Source data:
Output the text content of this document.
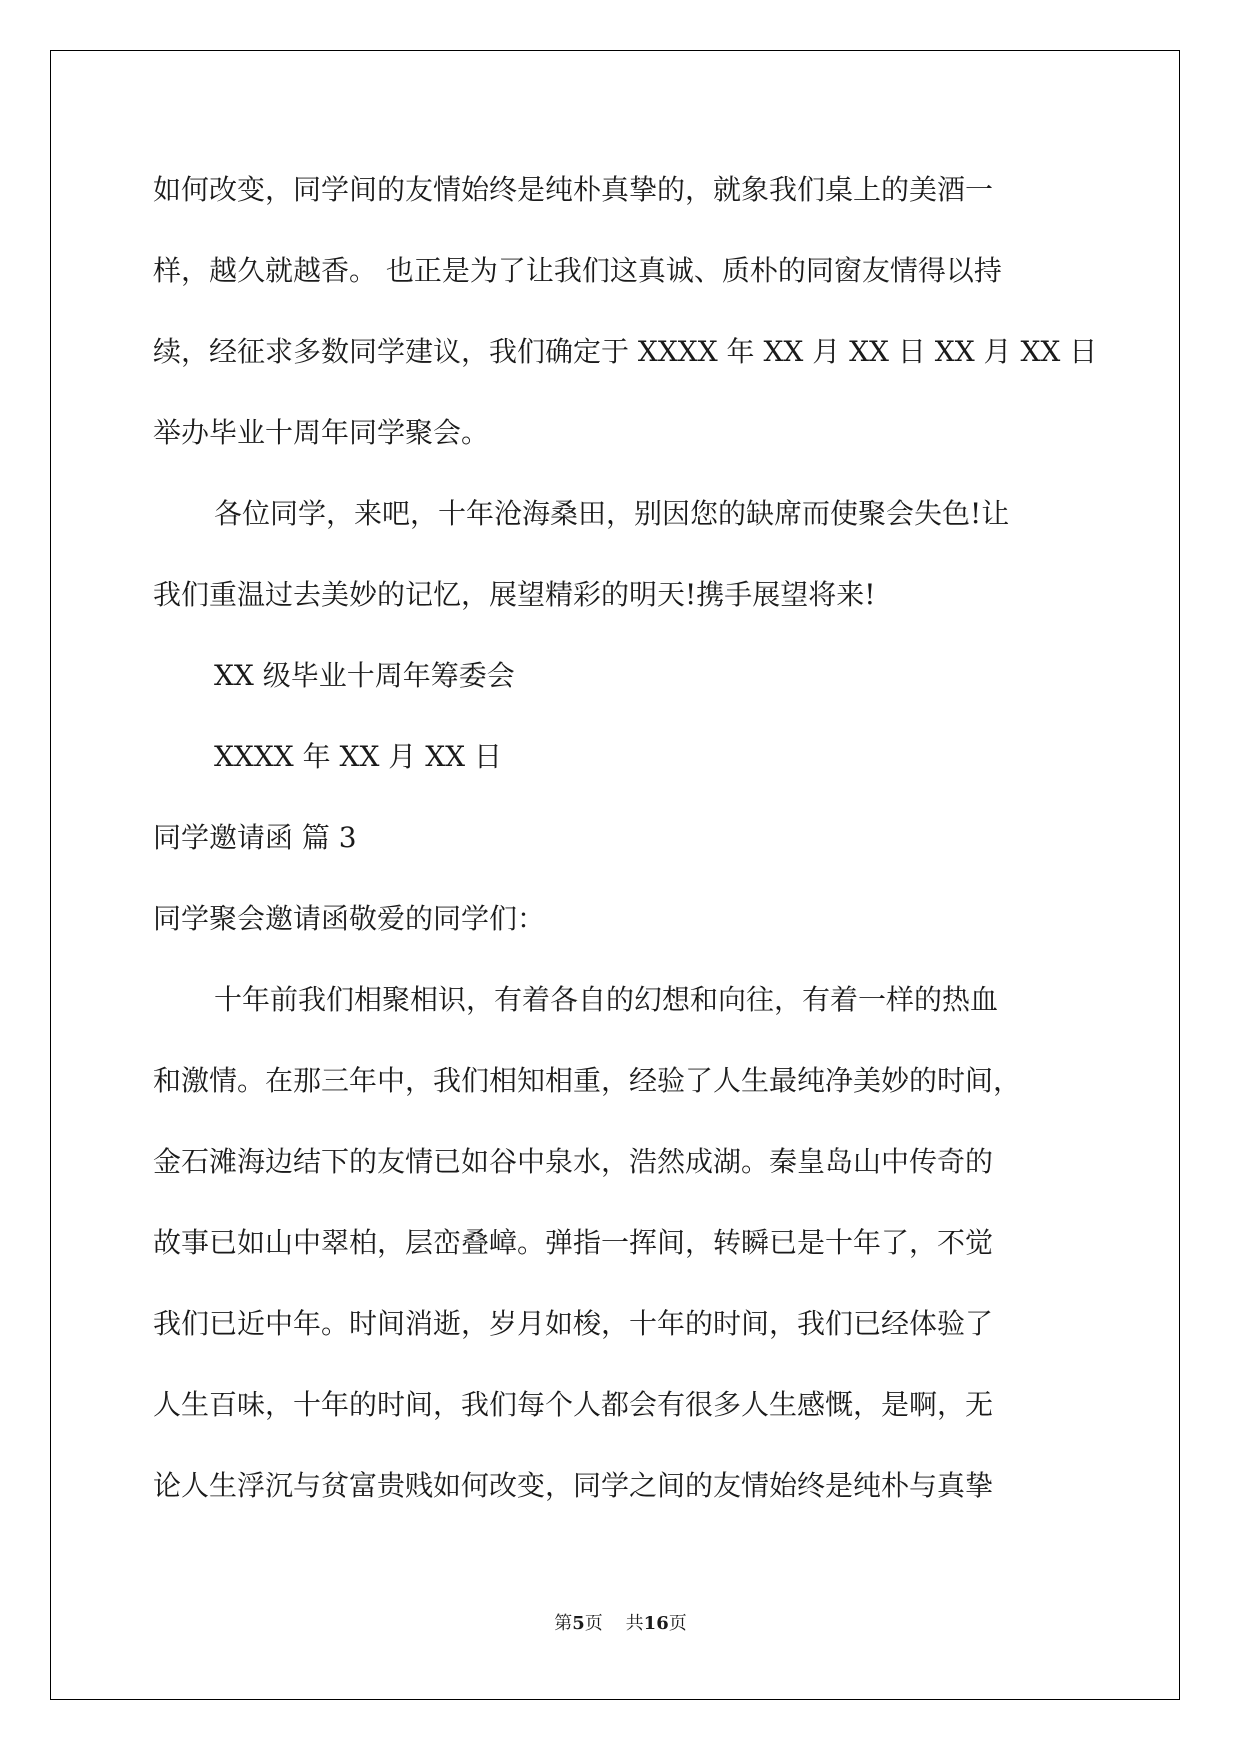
如何改变，同学间的友情始终是纯朴真挚的，就象我们桌上的美酒一
样，越久就越香。 也正是为了让我们这真诚、质朴的同窗友情得以持
续，经征求多数同学建议，我们确定于 XXXX 年 XX 月 XX 日 XX 月 XX 日
举办毕业十周年同学聚会。
各位同学，来吧，十年沧海桑田，别因您的缺席而使聚会失色!让
我们重温过去美妙的记忆，展望精彩的明天!携手展望将来!
XX 级毕业十周年筹委会
XXXX 年 XX 月 XX 日
同学邀请函 篇 3
同学聚会邀请函敬爱的同学们：
十年前我们相聚相识，有着各自的幻想和向往，有着一样的热血
和激情。在那三年中，我们相知相重，经验了人生最纯净美妙的时间，
金石滩海边结下的友情已如谷中泉水，浩然成湖。秦皇岛山中传奇的
故事已如山中翠柏，层峦叠嶂。弹指一挥间，转瞬已是十年了，不觉
我们已近中年。时间消逝，岁月如梭，十年的时间，我们已经体验了
人生百味，十年的时间，我们每个人都会有很多人生感慨，是啊，无
论人生浮沉与贫富贵贱如何改变，同学之间的友情始终是纯朴与真挚
第5页 共16页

Exercise directions: Without the pictures, write out the whole listing above exactly as it appears.

Result for this exercise:
Output the text content of this document.
如何改变，同学间的友情始终是纯朴真挚的，就象我们桌上的美酒一
样，越久就越香。 也正是为了让我们这真诚、质朴的同窗友情得以持
续，经征求多数同学建议，我们确定于 XXXX 年 XX 月 XX 日 XX 月 XX 日
举办毕业十周年同学聚会。
各位同学，来吧，十年沧海桑田，别因您的缺席而使聚会失色!让
我们重温过去美妙的记忆，展望精彩的明天!携手展望将来!
XX 级毕业十周年筹委会
XXXX 年 XX 月 XX 日
同学邀请函 篇 3
同学聚会邀请函敬爱的同学们：
十年前我们相聚相识，有着各自的幻想和向往，有着一样的热血
和激情。在那三年中，我们相知相重，经验了人生最纯净美妙的时间，
金石滩海边结下的友情已如谷中泉水，浩然成湖。秦皇岛山中传奇的
故事已如山中翠柏，层峦叠嶂。弹指一挥间，转瞬已是十年了，不觉
我们已近中年。时间消逝，岁月如梭，十年的时间，我们已经体验了
人生百味，十年的时间，我们每个人都会有很多人生感慨，是啊，无
论人生浮沉与贫富贵贱如何改变，同学之间的友情始终是纯朴与真挚
第5页 共16页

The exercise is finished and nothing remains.